Copy out each line of the listing that has the word "здійснення" in it.

****************

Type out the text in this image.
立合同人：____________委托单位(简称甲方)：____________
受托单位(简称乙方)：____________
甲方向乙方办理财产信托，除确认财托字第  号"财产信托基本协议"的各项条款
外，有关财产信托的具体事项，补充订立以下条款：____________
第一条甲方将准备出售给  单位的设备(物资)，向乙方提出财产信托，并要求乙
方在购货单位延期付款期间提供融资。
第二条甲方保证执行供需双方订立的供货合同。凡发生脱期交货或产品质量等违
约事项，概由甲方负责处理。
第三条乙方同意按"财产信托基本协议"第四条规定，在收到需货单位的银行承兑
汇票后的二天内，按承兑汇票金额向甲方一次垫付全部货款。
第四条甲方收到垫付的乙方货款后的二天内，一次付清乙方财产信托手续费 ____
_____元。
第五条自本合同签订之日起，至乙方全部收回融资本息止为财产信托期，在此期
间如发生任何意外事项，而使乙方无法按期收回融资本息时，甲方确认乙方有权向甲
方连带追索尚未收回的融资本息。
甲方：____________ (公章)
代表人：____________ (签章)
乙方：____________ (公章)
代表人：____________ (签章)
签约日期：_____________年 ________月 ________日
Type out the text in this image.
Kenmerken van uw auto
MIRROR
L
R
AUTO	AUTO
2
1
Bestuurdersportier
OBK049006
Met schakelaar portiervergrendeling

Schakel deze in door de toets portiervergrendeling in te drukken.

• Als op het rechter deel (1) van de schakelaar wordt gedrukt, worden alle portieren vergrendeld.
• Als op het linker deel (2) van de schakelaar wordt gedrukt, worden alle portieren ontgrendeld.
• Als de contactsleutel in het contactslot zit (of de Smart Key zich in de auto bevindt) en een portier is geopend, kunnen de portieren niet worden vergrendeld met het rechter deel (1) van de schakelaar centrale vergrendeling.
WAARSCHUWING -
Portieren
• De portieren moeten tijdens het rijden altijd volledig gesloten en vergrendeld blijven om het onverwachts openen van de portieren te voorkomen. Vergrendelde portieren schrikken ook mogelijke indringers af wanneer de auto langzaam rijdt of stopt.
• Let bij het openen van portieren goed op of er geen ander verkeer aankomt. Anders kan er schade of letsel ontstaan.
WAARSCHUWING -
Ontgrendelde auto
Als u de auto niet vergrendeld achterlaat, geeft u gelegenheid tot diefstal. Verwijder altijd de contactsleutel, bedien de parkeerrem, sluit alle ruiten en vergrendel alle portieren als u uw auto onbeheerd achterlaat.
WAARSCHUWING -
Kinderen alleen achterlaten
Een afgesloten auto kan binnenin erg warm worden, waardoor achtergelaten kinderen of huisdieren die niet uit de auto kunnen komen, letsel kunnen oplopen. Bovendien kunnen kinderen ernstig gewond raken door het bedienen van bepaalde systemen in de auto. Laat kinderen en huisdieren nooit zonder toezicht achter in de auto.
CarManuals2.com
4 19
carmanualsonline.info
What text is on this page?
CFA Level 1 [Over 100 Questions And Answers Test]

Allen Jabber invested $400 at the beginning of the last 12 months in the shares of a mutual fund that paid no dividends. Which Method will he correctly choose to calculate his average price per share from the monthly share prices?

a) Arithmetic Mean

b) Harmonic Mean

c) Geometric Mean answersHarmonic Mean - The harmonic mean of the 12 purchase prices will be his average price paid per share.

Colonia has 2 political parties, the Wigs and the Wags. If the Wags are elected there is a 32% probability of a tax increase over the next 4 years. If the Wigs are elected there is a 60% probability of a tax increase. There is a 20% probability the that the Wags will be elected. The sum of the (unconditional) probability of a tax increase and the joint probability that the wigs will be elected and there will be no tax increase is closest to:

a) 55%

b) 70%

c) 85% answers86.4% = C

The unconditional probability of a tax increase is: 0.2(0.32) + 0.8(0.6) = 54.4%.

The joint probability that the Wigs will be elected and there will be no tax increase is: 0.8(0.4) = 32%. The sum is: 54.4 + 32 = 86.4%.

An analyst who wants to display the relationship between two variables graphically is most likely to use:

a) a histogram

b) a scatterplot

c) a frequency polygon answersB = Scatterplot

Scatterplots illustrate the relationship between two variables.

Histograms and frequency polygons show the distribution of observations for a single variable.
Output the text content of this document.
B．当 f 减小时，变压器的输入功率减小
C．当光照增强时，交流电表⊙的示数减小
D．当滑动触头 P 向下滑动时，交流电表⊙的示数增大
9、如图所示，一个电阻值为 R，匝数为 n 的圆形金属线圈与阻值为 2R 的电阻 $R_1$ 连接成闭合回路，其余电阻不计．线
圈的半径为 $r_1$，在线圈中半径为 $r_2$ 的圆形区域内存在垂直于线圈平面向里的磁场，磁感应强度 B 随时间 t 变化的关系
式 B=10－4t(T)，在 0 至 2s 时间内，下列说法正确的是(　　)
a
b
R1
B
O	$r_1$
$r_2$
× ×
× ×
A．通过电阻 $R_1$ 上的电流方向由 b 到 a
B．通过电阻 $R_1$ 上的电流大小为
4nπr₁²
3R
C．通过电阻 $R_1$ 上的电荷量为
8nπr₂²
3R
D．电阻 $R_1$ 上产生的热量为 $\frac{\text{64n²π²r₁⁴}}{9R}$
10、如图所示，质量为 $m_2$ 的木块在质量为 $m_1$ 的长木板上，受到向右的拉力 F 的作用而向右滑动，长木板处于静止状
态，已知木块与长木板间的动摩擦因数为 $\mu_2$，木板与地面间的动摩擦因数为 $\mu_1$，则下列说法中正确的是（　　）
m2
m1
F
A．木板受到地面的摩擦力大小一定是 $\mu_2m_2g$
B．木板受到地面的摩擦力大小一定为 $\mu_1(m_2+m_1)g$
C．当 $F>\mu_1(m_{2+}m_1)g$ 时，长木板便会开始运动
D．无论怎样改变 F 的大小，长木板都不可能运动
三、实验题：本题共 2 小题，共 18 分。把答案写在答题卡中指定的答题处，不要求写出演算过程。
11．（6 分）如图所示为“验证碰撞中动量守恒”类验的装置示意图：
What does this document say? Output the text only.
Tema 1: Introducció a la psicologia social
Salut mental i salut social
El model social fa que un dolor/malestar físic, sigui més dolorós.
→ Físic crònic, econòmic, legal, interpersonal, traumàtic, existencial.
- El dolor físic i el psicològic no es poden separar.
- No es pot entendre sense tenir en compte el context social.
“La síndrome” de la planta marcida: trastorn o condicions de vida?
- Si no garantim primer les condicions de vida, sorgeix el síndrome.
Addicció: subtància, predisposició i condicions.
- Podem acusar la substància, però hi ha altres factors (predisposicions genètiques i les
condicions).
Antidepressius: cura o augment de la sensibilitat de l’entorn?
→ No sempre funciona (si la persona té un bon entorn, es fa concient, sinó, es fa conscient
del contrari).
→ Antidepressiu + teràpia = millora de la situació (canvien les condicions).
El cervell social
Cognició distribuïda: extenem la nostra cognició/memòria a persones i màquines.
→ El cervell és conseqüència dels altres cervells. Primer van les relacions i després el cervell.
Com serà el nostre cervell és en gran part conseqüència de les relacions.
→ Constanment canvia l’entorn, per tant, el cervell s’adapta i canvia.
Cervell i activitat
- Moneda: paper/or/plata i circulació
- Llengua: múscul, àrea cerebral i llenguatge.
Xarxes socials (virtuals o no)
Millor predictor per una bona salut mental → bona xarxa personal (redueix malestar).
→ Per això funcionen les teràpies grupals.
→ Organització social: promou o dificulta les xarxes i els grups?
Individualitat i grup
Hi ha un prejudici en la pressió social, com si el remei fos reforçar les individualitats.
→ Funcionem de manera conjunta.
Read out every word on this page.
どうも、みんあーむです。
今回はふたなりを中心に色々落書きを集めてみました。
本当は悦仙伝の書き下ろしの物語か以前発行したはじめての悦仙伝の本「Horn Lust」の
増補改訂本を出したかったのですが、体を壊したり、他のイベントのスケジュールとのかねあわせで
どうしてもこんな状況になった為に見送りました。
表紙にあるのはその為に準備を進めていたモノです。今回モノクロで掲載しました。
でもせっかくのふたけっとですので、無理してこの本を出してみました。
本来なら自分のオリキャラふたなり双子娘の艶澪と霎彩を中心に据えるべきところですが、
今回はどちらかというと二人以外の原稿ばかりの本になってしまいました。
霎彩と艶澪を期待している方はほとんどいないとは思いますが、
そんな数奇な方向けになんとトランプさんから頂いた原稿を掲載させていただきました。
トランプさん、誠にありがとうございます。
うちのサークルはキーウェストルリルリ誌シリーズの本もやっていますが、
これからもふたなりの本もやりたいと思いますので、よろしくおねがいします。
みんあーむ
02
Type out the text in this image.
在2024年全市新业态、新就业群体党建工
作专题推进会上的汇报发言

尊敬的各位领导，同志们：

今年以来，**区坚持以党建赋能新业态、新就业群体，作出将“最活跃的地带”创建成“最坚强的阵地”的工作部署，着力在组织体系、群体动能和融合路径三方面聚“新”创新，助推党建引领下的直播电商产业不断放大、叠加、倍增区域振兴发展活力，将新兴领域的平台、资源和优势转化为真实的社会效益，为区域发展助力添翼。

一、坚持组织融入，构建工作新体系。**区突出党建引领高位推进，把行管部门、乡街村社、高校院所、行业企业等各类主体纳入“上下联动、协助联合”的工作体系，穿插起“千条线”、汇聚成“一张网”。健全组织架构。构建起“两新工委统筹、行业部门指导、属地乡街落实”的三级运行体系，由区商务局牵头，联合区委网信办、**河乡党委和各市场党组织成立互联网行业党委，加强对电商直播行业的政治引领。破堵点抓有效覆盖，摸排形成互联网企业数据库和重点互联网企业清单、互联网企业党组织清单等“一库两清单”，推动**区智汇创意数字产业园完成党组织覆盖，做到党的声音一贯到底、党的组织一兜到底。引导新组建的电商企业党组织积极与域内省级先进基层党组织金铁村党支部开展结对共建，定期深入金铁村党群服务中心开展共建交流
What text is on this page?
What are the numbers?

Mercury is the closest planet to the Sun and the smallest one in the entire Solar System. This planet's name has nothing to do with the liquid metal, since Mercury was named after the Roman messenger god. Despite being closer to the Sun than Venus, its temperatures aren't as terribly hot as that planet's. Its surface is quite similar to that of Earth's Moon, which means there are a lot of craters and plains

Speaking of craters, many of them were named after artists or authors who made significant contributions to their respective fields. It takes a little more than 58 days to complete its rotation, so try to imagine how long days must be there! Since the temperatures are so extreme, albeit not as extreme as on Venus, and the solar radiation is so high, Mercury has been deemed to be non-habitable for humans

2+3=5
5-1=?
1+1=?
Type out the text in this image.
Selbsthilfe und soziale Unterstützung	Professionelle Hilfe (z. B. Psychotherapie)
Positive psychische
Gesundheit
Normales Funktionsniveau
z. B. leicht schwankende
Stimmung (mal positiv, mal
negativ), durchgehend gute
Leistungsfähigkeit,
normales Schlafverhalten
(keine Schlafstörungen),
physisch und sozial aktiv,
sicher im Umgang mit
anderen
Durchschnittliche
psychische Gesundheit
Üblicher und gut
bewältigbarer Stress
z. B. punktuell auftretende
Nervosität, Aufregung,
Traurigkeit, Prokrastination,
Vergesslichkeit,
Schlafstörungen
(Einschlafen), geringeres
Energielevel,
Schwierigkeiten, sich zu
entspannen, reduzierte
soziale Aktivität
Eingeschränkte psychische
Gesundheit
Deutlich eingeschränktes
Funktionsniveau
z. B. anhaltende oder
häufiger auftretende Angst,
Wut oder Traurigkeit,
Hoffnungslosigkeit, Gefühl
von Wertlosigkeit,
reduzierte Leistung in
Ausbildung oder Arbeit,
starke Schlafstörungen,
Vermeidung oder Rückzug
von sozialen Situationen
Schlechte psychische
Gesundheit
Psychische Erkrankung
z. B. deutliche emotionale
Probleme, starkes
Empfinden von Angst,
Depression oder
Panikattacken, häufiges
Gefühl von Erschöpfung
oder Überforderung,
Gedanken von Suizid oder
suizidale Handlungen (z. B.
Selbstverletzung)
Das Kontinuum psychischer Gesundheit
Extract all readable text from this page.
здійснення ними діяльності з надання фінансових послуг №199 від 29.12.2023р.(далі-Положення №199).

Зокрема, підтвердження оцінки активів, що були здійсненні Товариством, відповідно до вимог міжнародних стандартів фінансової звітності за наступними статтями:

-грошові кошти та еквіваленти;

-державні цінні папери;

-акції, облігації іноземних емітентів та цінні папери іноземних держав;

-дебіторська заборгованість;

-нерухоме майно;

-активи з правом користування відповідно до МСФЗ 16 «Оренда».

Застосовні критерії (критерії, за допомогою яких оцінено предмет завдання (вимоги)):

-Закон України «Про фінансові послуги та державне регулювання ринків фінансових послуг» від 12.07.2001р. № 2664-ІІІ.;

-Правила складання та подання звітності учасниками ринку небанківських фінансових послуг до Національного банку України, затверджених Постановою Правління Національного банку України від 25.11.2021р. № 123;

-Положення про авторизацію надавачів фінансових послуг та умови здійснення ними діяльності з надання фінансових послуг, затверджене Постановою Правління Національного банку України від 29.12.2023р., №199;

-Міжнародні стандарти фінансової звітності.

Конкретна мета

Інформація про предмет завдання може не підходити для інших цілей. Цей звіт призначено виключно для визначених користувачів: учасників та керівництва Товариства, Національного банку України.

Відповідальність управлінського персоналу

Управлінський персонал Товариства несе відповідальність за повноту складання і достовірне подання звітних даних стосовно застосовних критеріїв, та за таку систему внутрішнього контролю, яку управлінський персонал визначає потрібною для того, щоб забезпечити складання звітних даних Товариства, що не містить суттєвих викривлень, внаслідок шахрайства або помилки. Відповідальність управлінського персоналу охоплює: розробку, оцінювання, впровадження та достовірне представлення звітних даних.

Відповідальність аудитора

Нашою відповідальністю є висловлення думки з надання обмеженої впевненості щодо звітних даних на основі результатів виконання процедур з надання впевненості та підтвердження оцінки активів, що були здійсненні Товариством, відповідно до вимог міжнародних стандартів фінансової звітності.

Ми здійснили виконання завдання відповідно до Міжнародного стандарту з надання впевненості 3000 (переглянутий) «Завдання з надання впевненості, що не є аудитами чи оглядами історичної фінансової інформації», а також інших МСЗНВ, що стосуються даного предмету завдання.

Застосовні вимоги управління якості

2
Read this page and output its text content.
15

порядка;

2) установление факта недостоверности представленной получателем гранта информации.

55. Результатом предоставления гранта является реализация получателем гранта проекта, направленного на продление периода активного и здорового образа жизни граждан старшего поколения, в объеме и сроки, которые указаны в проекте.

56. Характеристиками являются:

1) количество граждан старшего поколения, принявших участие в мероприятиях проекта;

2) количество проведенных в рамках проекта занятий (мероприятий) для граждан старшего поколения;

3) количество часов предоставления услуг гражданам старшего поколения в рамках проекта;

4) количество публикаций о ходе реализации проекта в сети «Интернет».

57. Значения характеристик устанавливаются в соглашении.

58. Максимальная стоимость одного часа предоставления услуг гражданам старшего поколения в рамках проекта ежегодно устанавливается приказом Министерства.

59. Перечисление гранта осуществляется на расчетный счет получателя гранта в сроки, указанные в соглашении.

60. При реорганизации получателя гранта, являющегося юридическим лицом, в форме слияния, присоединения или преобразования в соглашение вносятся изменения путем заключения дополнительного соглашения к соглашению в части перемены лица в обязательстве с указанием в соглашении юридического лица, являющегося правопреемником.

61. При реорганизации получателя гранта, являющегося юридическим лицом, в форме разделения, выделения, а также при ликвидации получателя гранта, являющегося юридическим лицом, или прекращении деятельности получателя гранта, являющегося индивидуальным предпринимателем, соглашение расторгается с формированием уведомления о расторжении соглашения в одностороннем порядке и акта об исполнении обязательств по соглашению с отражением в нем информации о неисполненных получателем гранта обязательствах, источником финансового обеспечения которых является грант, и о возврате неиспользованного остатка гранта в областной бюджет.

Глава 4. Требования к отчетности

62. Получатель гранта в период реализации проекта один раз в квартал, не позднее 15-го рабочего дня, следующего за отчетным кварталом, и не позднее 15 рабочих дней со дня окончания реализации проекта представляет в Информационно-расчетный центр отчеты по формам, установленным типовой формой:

****************

Written solution ▸
здійснення ними діяльності з надання фінансових послуг №199 від 29.12.2023р.(далі-Положення №199).
-Положення про авторизацію надавачів фінансових послуг та умови здійснення ними діяльності з надання фінансових послуг, затверджене Постановою Правління Національного банку України від 29.12.2023р., №199;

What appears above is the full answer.